### Entries shown

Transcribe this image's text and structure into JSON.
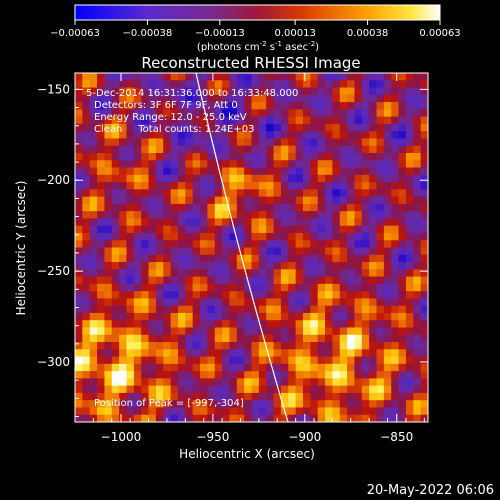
{
  "colorbar": {
    "ticks": [
      "-0.00063",
      "-0.00038",
      "-0.00013",
      "0.00013",
      "0.00038",
      "0.00063"
    ],
    "tick_values": [
      -0.00063,
      -0.00038,
      -0.00013,
      0.00013,
      0.00038,
      0.00063
    ],
    "range": [
      -0.00063,
      0.00063
    ],
    "units_prefix": "(photons cm",
    "units_exp1": "-2",
    "units_mid": " s",
    "units_exp2": "-1",
    "units_mid2": " asec",
    "units_exp3": "-2",
    "units_suffix": ")",
    "colors": [
      "#0000ff",
      "#6a1fbf",
      "#8a2a6f",
      "#b81414",
      "#f07a00",
      "#ffd400",
      "#ffffff"
    ]
  },
  "image": {
    "title": "Reconstructed RHESSI Image",
    "time_range": "5-Dec-2014 16:31:36.000 to 16:33:48.000",
    "detectors": "Detectors: 3F 6F 7F 9F, Att 0",
    "energy": "Energy Range: 12.0 - 25.0 keV",
    "algorithm": "Clean     Total counts: 1.24E+03",
    "peak": "Position of Peak = [-997,-304]",
    "xlabel": "Heliocentric X (arcsec)",
    "ylabel": "Heliocentric Y (arcsec)",
    "xlim": [
      -1025,
      -833
    ],
    "ylim": [
      -333,
      -141
    ],
    "xticks": [
      -1000,
      -950,
      -900,
      -850
    ],
    "xtick_labels": [
      "−1000",
      "−950",
      "−900",
      "−850"
    ],
    "yticks": [
      -150,
      -200,
      -250,
      -300
    ],
    "ytick_labels": [
      "−150",
      "−200",
      "−250",
      "−300"
    ],
    "limb_color": "#ffffff"
  },
  "datestamp": "20-May-2022 06:06"
}
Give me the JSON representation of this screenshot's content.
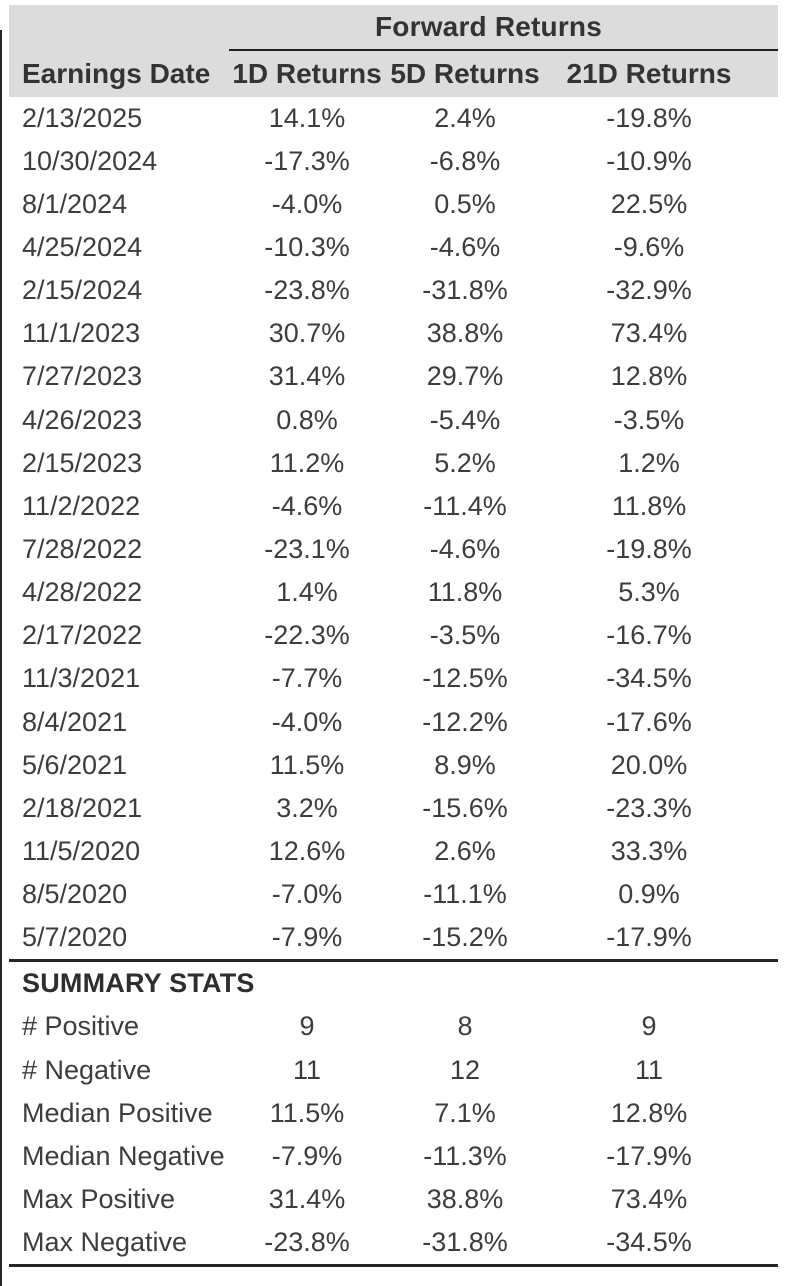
{
  "colors": {
    "header_bg": "#dcdcdc",
    "text": "#3d3d3d",
    "rule": "#262626"
  },
  "chart_data": {
    "type": "table",
    "title": "Forward Returns",
    "columns": [
      "Earnings Date",
      "1D Returns",
      "5D Returns",
      "21D Returns"
    ],
    "rows": [
      [
        "2/13/2025",
        "14.1%",
        "2.4%",
        "-19.8%"
      ],
      [
        "10/30/2024",
        "-17.3%",
        "-6.8%",
        "-10.9%"
      ],
      [
        "8/1/2024",
        "-4.0%",
        "0.5%",
        "22.5%"
      ],
      [
        "4/25/2024",
        "-10.3%",
        "-4.6%",
        "-9.6%"
      ],
      [
        "2/15/2024",
        "-23.8%",
        "-31.8%",
        "-32.9%"
      ],
      [
        "11/1/2023",
        "30.7%",
        "38.8%",
        "73.4%"
      ],
      [
        "7/27/2023",
        "31.4%",
        "29.7%",
        "12.8%"
      ],
      [
        "4/26/2023",
        "0.8%",
        "-5.4%",
        "-3.5%"
      ],
      [
        "2/15/2023",
        "11.2%",
        "5.2%",
        "1.2%"
      ],
      [
        "11/2/2022",
        "-4.6%",
        "-11.4%",
        "11.8%"
      ],
      [
        "7/28/2022",
        "-23.1%",
        "-4.6%",
        "-19.8%"
      ],
      [
        "4/28/2022",
        "1.4%",
        "11.8%",
        "5.3%"
      ],
      [
        "2/17/2022",
        "-22.3%",
        "-3.5%",
        "-16.7%"
      ],
      [
        "11/3/2021",
        "-7.7%",
        "-12.5%",
        "-34.5%"
      ],
      [
        "8/4/2021",
        "-4.0%",
        "-12.2%",
        "-17.6%"
      ],
      [
        "5/6/2021",
        "11.5%",
        "8.9%",
        "20.0%"
      ],
      [
        "2/18/2021",
        "3.2%",
        "-15.6%",
        "-23.3%"
      ],
      [
        "11/5/2020",
        "12.6%",
        "2.6%",
        "33.3%"
      ],
      [
        "8/5/2020",
        "-7.0%",
        "-11.1%",
        "0.9%"
      ],
      [
        "5/7/2020",
        "-7.9%",
        "-15.2%",
        "-17.9%"
      ]
    ],
    "summary_title": "SUMMARY STATS",
    "summary_rows": [
      [
        "# Positive",
        "9",
        "8",
        "9"
      ],
      [
        "# Negative",
        "11",
        "12",
        "11"
      ],
      [
        "Median Positive",
        "11.5%",
        "7.1%",
        "12.8%"
      ],
      [
        "Median Negative",
        "-7.9%",
        "-11.3%",
        "-17.9%"
      ],
      [
        "Max Positive",
        "31.4%",
        "38.8%",
        "73.4%"
      ],
      [
        "Max Negative",
        "-23.8%",
        "-31.8%",
        "-34.5%"
      ]
    ]
  }
}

######

• [What to produce]
Write out the material above again, word for word, minus its pictures.

• [Result]
Transcribe this image's text and structure into JSON.
{
  "colorbar": {
    "ticks": [
      "-0.00063",
      "-0.00038",
      "-0.00013",
      "0.00013",
      "0.00038",
      "0.00063"
    ],
    "tick_values": [
      -0.00063,
      -0.00038,
      -0.00013,
      0.00013,
      0.00038,
      0.00063
    ],
    "range": [
      -0.00063,
      0.00063
    ],
    "units_prefix": "(photons cm",
    "units_exp1": "-2",
    "units_mid": " s",
    "units_exp2": "-1",
    "units_mid2": " asec",
    "units_exp3": "-2",
    "units_suffix": ")",
    "colors": [
      "#0000ff",
      "#6a1fbf",
      "#8a2a6f",
      "#b81414",
      "#f07a00",
      "#ffd400",
      "#ffffff"
    ]
  },
  "image": {
    "title": "Reconstructed RHESSI Image",
    "time_range": "5-Dec-2014 16:31:36.000 to 16:33:48.000",
    "detectors": "Detectors: 3F 6F 7F 9F, Att 0",
    "energy": "Energy Range: 12.0 - 25.0 keV",
    "algorithm": "Clean     Total counts: 1.24E+03",
    "peak": "Position of Peak = [-997,-304]",
    "xlabel": "Heliocentric X (arcsec)",
    "ylabel": "Heliocentric Y (arcsec)",
    "xlim": [
      -1025,
      -833
    ],
    "ylim": [
      -333,
      -141
    ],
    "xticks": [
      -1000,
      -950,
      -900,
      -850
    ],
    "xtick_labels": [
      "−1000",
      "−950",
      "−900",
      "−850"
    ],
    "yticks": [
      -150,
      -200,
      -250,
      -300
    ],
    "ytick_labels": [
      "−150",
      "−200",
      "−250",
      "−300"
    ],
    "limb_color": "#ffffff"
  },
  "datestamp": "20-May-2022 06:06"
}
Give me the JSON representation of this screenshot's content.
{
  "colors": {
    "header_bg": "#dcdcdc",
    "text": "#3d3d3d",
    "rule": "#262626"
  },
  "chart_data": {
    "type": "table",
    "title": "Forward Returns",
    "columns": [
      "Earnings Date",
      "1D Returns",
      "5D Returns",
      "21D Returns"
    ],
    "rows": [
      [
        "2/13/2025",
        "14.1%",
        "2.4%",
        "-19.8%"
      ],
      [
        "10/30/2024",
        "-17.3%",
        "-6.8%",
        "-10.9%"
      ],
      [
        "8/1/2024",
        "-4.0%",
        "0.5%",
        "22.5%"
      ],
      [
        "4/25/2024",
        "-10.3%",
        "-4.6%",
        "-9.6%"
      ],
      [
        "2/15/2024",
        "-23.8%",
        "-31.8%",
        "-32.9%"
      ],
      [
        "11/1/2023",
        "30.7%",
        "38.8%",
        "73.4%"
      ],
      [
        "7/27/2023",
        "31.4%",
        "29.7%",
        "12.8%"
      ],
      [
        "4/26/2023",
        "0.8%",
        "-5.4%",
        "-3.5%"
      ],
      [
        "2/15/2023",
        "11.2%",
        "5.2%",
        "1.2%"
      ],
      [
        "11/2/2022",
        "-4.6%",
        "-11.4%",
        "11.8%"
      ],
      [
        "7/28/2022",
        "-23.1%",
        "-4.6%",
        "-19.8%"
      ],
      [
        "4/28/2022",
        "1.4%",
        "11.8%",
        "5.3%"
      ],
      [
        "2/17/2022",
        "-22.3%",
        "-3.5%",
        "-16.7%"
      ],
      [
        "11/3/2021",
        "-7.7%",
        "-12.5%",
        "-34.5%"
      ],
      [
        "8/4/2021",
        "-4.0%",
        "-12.2%",
        "-17.6%"
      ],
      [
        "5/6/2021",
        "11.5%",
        "8.9%",
        "20.0%"
      ],
      [
        "2/18/2021",
        "3.2%",
        "-15.6%",
        "-23.3%"
      ],
      [
        "11/5/2020",
        "12.6%",
        "2.6%",
        "33.3%"
      ],
      [
        "8/5/2020",
        "-7.0%",
        "-11.1%",
        "0.9%"
      ],
      [
        "5/7/2020",
        "-7.9%",
        "-15.2%",
        "-17.9%"
      ]
    ],
    "summary_title": "SUMMARY STATS",
    "summary_rows": [
      [
        "# Positive",
        "9",
        "8",
        "9"
      ],
      [
        "# Negative",
        "11",
        "12",
        "11"
      ],
      [
        "Median Positive",
        "11.5%",
        "7.1%",
        "12.8%"
      ],
      [
        "Median Negative",
        "-7.9%",
        "-11.3%",
        "-17.9%"
      ],
      [
        "Max Positive",
        "31.4%",
        "38.8%",
        "73.4%"
      ],
      [
        "Max Negative",
        "-23.8%",
        "-31.8%",
        "-34.5%"
      ]
    ]
  }
}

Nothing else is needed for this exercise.